Gather all lines in the entries that include the word "text".

........

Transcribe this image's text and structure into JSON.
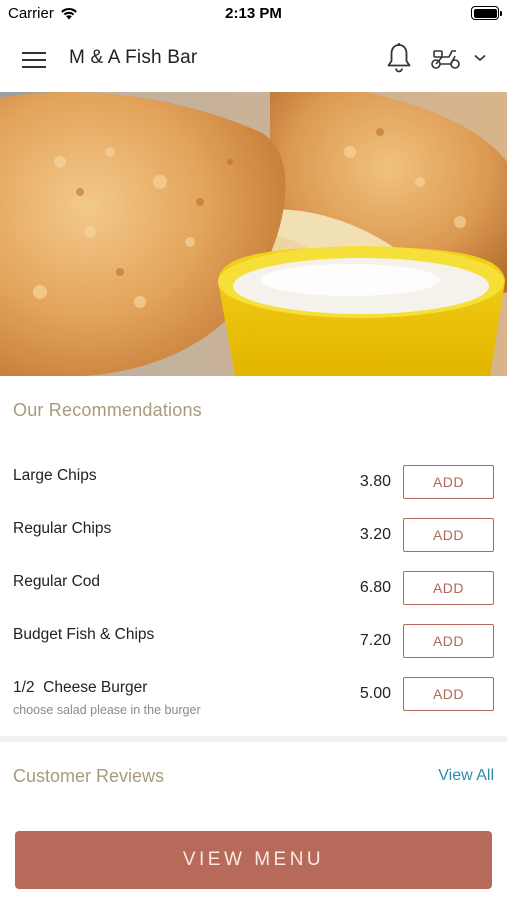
{
  "status_bar": {
    "carrier": "Carrier",
    "time": "2:13 PM"
  },
  "header": {
    "title": "M & A Fish Bar",
    "icons": [
      "menu-icon",
      "bell-icon",
      "scooter-icon",
      "chevron-down-icon"
    ]
  },
  "hero": {
    "image": "fish-and-chips-photo"
  },
  "recommendations": {
    "title": "Our Recommendations",
    "add_label": "ADD",
    "items": [
      {
        "name": "Large Chips",
        "price": "3.80",
        "note": ""
      },
      {
        "name": "Regular Chips",
        "price": "3.20",
        "note": ""
      },
      {
        "name": "Regular Cod",
        "price": "6.80",
        "note": ""
      },
      {
        "name": "Budget Fish & Chips",
        "price": "7.20",
        "note": ""
      },
      {
        "name": "1/2  Cheese Burger",
        "price": "5.00",
        "note": "choose salad please in the burger"
      }
    ]
  },
  "reviews": {
    "title": "Customer Reviews",
    "view_all": "View All"
  },
  "footer": {
    "view_menu": "VIEW MENU"
  },
  "colors": {
    "accent": "#b86a5a",
    "section_title": "#a99a7c",
    "link": "#2a8fb0"
  }
}
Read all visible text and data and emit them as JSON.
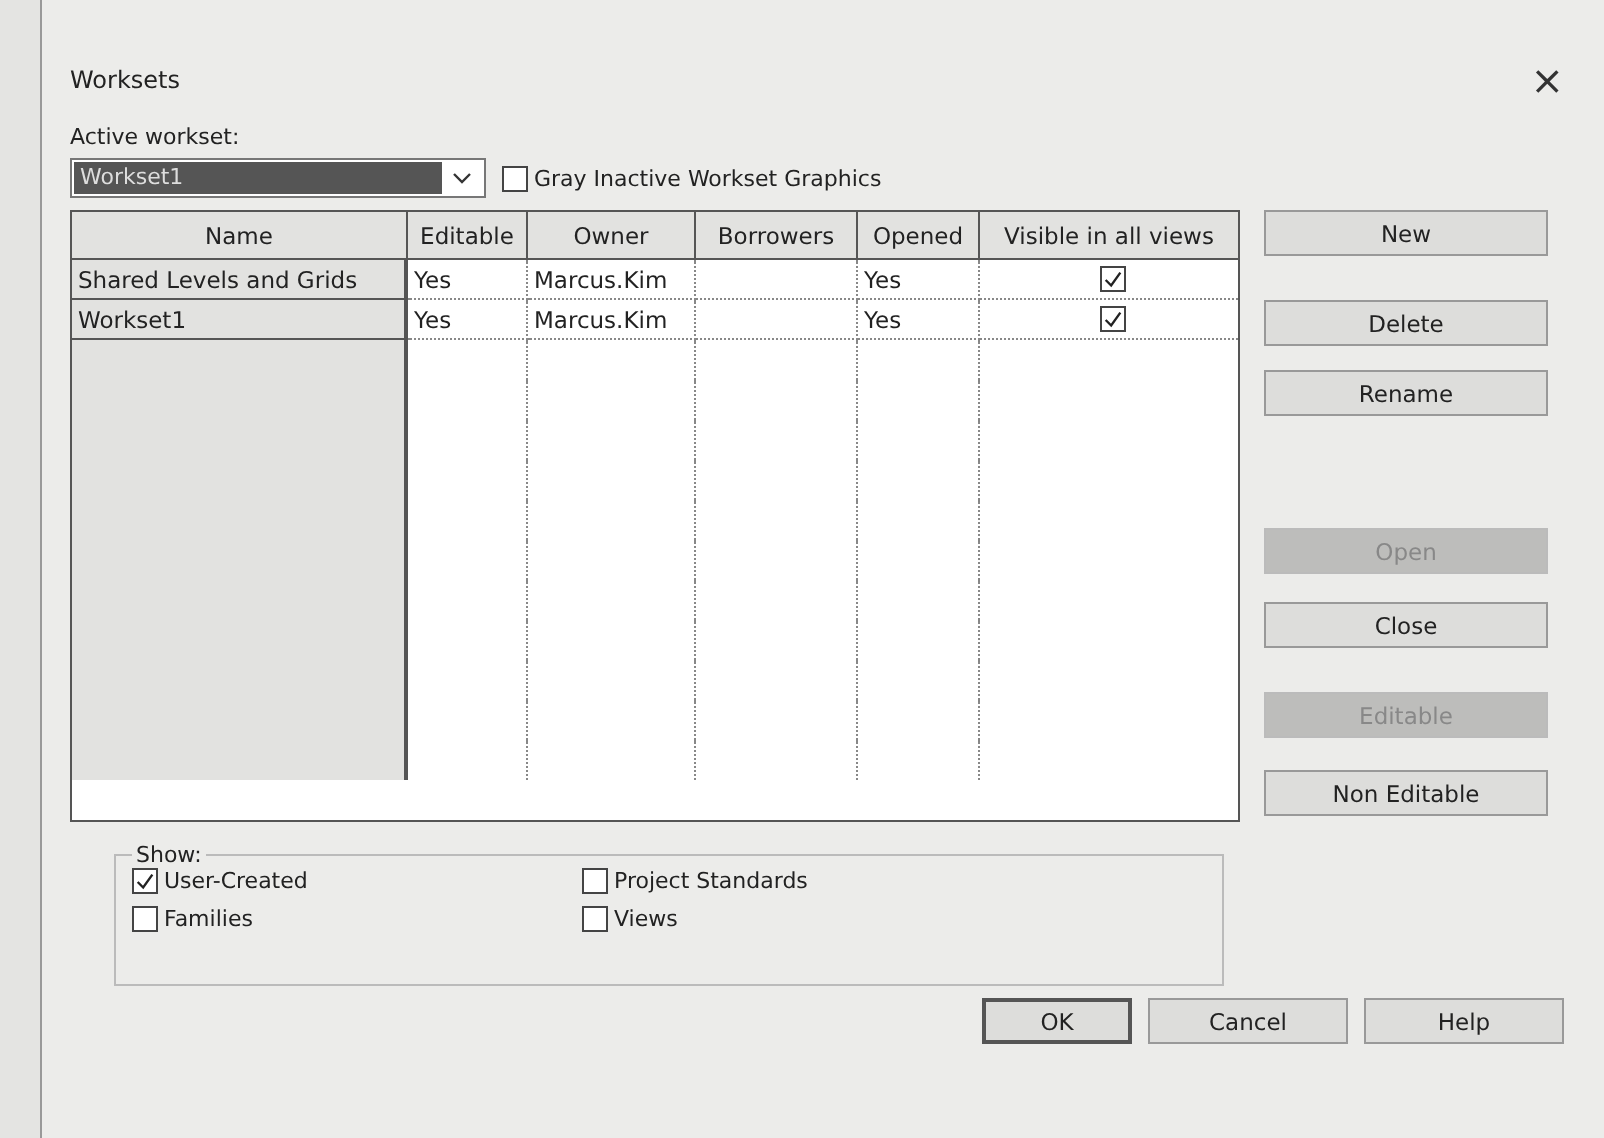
{
  "window": {
    "title": "Worksets",
    "close": "×"
  },
  "active_workset": {
    "label": "Active workset:",
    "value": "Workset1"
  },
  "gray_inactive": {
    "label": "Gray Inactive Workset Graphics",
    "checked": false
  },
  "table": {
    "columns": [
      "Name",
      "Editable",
      "Owner",
      "Borrowers",
      "Opened",
      "Visible in all views"
    ],
    "rows": [
      {
        "name": "Shared Levels and Grids",
        "editable": "Yes",
        "owner": "Marcus.Kim",
        "opened": "Yes",
        "visible": true
      },
      {
        "name": "Workset1",
        "editable": "Yes",
        "owner": "Marcus.Kim",
        "opened": "Yes",
        "visible": true
      }
    ]
  },
  "side_buttons": [
    {
      "label": "New",
      "disabled": false
    },
    {
      "label": "Delete",
      "disabled": false
    },
    {
      "label": "Rename",
      "disabled": false
    },
    {
      "label": "Open",
      "disabled": true
    },
    {
      "label": "Close",
      "disabled": false
    },
    {
      "label": "Editable",
      "disabled": true
    },
    {
      "label": "Non Editable",
      "disabled": false
    }
  ],
  "show": {
    "label": "Show:",
    "options": [
      {
        "label": "User-Created",
        "checked": true
      },
      {
        "label": "Project Standards",
        "checked": false
      },
      {
        "label": "Families",
        "checked": false
      },
      {
        "label": "Views",
        "checked": false
      }
    ]
  },
  "footer_buttons": [
    {
      "label": "OK",
      "default": true
    },
    {
      "label": "Cancel",
      "default": false
    },
    {
      "label": "Help",
      "default": false
    }
  ]
}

........

EXERCISE SOLUTION:
Transcribe this image's text and structure into JSON.
Read all visible text and data and emit them as JSON.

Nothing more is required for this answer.